All the data should come back exactly as it was given.

==== The records ====

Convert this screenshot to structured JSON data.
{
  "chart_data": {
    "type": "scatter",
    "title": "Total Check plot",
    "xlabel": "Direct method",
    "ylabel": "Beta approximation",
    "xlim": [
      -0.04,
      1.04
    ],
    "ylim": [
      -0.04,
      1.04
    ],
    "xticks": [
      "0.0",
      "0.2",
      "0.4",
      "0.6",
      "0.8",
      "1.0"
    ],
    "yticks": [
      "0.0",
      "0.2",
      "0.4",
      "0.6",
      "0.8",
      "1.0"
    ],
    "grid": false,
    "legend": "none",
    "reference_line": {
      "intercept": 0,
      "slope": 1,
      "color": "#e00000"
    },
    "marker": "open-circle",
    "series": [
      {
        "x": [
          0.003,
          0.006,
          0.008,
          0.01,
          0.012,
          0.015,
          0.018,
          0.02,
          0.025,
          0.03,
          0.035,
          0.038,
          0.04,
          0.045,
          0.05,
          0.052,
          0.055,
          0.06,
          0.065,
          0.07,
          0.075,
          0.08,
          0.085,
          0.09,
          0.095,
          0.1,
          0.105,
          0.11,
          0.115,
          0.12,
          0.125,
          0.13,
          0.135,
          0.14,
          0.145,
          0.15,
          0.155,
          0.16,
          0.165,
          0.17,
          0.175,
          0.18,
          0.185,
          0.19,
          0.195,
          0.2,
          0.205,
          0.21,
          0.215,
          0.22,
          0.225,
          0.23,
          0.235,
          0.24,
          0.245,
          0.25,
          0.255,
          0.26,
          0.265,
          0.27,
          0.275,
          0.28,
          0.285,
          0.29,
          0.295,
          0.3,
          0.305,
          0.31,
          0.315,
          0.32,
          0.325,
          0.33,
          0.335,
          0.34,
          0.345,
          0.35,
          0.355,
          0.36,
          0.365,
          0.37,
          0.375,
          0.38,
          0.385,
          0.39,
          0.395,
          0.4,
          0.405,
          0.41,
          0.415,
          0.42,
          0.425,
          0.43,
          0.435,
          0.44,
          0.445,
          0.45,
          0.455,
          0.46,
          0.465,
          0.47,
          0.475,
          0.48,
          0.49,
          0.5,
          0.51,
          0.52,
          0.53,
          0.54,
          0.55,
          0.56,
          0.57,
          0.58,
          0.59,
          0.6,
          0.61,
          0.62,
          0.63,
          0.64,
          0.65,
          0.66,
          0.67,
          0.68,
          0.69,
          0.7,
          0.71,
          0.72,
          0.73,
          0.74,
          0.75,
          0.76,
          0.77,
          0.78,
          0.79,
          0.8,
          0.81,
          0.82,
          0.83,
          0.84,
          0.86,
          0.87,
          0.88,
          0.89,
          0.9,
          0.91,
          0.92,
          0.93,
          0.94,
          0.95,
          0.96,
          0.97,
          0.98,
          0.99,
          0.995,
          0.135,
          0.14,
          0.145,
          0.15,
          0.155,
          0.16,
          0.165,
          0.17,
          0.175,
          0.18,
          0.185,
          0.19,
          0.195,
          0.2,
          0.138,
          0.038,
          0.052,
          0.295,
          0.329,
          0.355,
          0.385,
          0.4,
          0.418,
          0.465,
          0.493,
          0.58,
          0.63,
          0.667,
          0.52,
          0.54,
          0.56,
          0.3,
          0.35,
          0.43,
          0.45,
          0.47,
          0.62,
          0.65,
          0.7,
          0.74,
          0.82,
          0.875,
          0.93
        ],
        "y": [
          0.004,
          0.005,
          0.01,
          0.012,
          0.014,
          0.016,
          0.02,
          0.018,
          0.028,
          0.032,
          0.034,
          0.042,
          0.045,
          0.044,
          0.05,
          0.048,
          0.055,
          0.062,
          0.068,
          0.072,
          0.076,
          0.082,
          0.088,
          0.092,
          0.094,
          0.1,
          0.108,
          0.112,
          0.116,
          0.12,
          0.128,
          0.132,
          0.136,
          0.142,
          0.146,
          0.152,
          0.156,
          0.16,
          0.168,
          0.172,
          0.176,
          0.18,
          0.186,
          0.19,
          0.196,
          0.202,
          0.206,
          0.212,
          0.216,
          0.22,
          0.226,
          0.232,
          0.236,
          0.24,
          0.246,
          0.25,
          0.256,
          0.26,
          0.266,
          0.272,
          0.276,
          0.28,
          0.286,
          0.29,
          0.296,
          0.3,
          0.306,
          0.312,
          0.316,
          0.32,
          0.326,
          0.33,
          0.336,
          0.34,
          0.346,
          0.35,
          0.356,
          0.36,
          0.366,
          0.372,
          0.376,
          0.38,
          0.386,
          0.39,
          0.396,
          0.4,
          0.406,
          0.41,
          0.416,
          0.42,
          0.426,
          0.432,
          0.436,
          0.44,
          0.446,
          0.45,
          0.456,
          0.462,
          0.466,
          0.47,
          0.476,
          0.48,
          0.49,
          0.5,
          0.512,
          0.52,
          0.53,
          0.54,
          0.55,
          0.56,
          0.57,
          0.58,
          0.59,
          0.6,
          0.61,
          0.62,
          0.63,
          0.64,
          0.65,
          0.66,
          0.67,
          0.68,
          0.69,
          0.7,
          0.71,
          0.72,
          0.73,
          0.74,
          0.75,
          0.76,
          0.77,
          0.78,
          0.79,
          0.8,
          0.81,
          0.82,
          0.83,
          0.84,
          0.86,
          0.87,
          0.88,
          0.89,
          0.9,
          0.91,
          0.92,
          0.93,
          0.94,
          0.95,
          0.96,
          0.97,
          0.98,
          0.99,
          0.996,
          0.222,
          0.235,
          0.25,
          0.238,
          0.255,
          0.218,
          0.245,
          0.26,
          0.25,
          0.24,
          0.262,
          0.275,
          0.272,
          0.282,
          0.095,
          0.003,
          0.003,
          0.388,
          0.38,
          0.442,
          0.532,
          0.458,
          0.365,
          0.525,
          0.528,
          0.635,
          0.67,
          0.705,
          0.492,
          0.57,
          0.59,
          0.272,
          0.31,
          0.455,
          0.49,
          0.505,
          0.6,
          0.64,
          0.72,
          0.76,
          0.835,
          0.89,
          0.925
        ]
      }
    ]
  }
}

====

== Answer to the problem ==
Convert this screenshot to structured JSON data.
{
  "chart_data": {
    "type": "scatter",
    "title": "Total Check plot",
    "xlabel": "Direct method",
    "ylabel": "Beta approximation",
    "xlim": [
      -0.04,
      1.04
    ],
    "ylim": [
      -0.04,
      1.04
    ],
    "xticks": [
      "0.0",
      "0.2",
      "0.4",
      "0.6",
      "0.8",
      "1.0"
    ],
    "yticks": [
      "0.0",
      "0.2",
      "0.4",
      "0.6",
      "0.8",
      "1.0"
    ],
    "grid": false,
    "legend": "none",
    "reference_line": {
      "intercept": 0,
      "slope": 1,
      "color": "#e00000"
    },
    "marker": "open-circle",
    "series": [
      {
        "x": [
          0.003,
          0.006,
          0.008,
          0.01,
          0.012,
          0.015,
          0.018,
          0.02,
          0.025,
          0.03,
          0.035,
          0.038,
          0.04,
          0.045,
          0.05,
          0.052,
          0.055,
          0.06,
          0.065,
          0.07,
          0.075,
          0.08,
          0.085,
          0.09,
          0.095,
          0.1,
          0.105,
          0.11,
          0.115,
          0.12,
          0.125,
          0.13,
          0.135,
          0.14,
          0.145,
          0.15,
          0.155,
          0.16,
          0.165,
          0.17,
          0.175,
          0.18,
          0.185,
          0.19,
          0.195,
          0.2,
          0.205,
          0.21,
          0.215,
          0.22,
          0.225,
          0.23,
          0.235,
          0.24,
          0.245,
          0.25,
          0.255,
          0.26,
          0.265,
          0.27,
          0.275,
          0.28,
          0.285,
          0.29,
          0.295,
          0.3,
          0.305,
          0.31,
          0.315,
          0.32,
          0.325,
          0.33,
          0.335,
          0.34,
          0.345,
          0.35,
          0.355,
          0.36,
          0.365,
          0.37,
          0.375,
          0.38,
          0.385,
          0.39,
          0.395,
          0.4,
          0.405,
          0.41,
          0.415,
          0.42,
          0.425,
          0.43,
          0.435,
          0.44,
          0.445,
          0.45,
          0.455,
          0.46,
          0.465,
          0.47,
          0.475,
          0.48,
          0.49,
          0.5,
          0.51,
          0.52,
          0.53,
          0.54,
          0.55,
          0.56,
          0.57,
          0.58,
          0.59,
          0.6,
          0.61,
          0.62,
          0.63,
          0.64,
          0.65,
          0.66,
          0.67,
          0.68,
          0.69,
          0.7,
          0.71,
          0.72,
          0.73,
          0.74,
          0.75,
          0.76,
          0.77,
          0.78,
          0.79,
          0.8,
          0.81,
          0.82,
          0.83,
          0.84,
          0.86,
          0.87,
          0.88,
          0.89,
          0.9,
          0.91,
          0.92,
          0.93,
          0.94,
          0.95,
          0.96,
          0.97,
          0.98,
          0.99,
          0.995,
          0.135,
          0.14,
          0.145,
          0.15,
          0.155,
          0.16,
          0.165,
          0.17,
          0.175,
          0.18,
          0.185,
          0.19,
          0.195,
          0.2,
          0.138,
          0.038,
          0.052,
          0.295,
          0.329,
          0.355,
          0.385,
          0.4,
          0.418,
          0.465,
          0.493,
          0.58,
          0.63,
          0.667,
          0.52,
          0.54,
          0.56,
          0.3,
          0.35,
          0.43,
          0.45,
          0.47,
          0.62,
          0.65,
          0.7,
          0.74,
          0.82,
          0.875,
          0.93
        ],
        "y": [
          0.004,
          0.005,
          0.01,
          0.012,
          0.014,
          0.016,
          0.02,
          0.018,
          0.028,
          0.032,
          0.034,
          0.042,
          0.045,
          0.044,
          0.05,
          0.048,
          0.055,
          0.062,
          0.068,
          0.072,
          0.076,
          0.082,
          0.088,
          0.092,
          0.094,
          0.1,
          0.108,
          0.112,
          0.116,
          0.12,
          0.128,
          0.132,
          0.136,
          0.142,
          0.146,
          0.152,
          0.156,
          0.16,
          0.168,
          0.172,
          0.176,
          0.18,
          0.186,
          0.19,
          0.196,
          0.202,
          0.206,
          0.212,
          0.216,
          0.22,
          0.226,
          0.232,
          0.236,
          0.24,
          0.246,
          0.25,
          0.256,
          0.26,
          0.266,
          0.272,
          0.276,
          0.28,
          0.286,
          0.29,
          0.296,
          0.3,
          0.306,
          0.312,
          0.316,
          0.32,
          0.326,
          0.33,
          0.336,
          0.34,
          0.346,
          0.35,
          0.356,
          0.36,
          0.366,
          0.372,
          0.376,
          0.38,
          0.386,
          0.39,
          0.396,
          0.4,
          0.406,
          0.41,
          0.416,
          0.42,
          0.426,
          0.432,
          0.436,
          0.44,
          0.446,
          0.45,
          0.456,
          0.462,
          0.466,
          0.47,
          0.476,
          0.48,
          0.49,
          0.5,
          0.512,
          0.52,
          0.53,
          0.54,
          0.55,
          0.56,
          0.57,
          0.58,
          0.59,
          0.6,
          0.61,
          0.62,
          0.63,
          0.64,
          0.65,
          0.66,
          0.67,
          0.68,
          0.69,
          0.7,
          0.71,
          0.72,
          0.73,
          0.74,
          0.75,
          0.76,
          0.77,
          0.78,
          0.79,
          0.8,
          0.81,
          0.82,
          0.83,
          0.84,
          0.86,
          0.87,
          0.88,
          0.89,
          0.9,
          0.91,
          0.92,
          0.93,
          0.94,
          0.95,
          0.96,
          0.97,
          0.98,
          0.99,
          0.996,
          0.222,
          0.235,
          0.25,
          0.238,
          0.255,
          0.218,
          0.245,
          0.26,
          0.25,
          0.24,
          0.262,
          0.275,
          0.272,
          0.282,
          0.095,
          0.003,
          0.003,
          0.388,
          0.38,
          0.442,
          0.532,
          0.458,
          0.365,
          0.525,
          0.528,
          0.635,
          0.67,
          0.705,
          0.492,
          0.57,
          0.59,
          0.272,
          0.31,
          0.455,
          0.49,
          0.505,
          0.6,
          0.64,
          0.72,
          0.76,
          0.835,
          0.89,
          0.925
        ]
      }
    ]
  }
}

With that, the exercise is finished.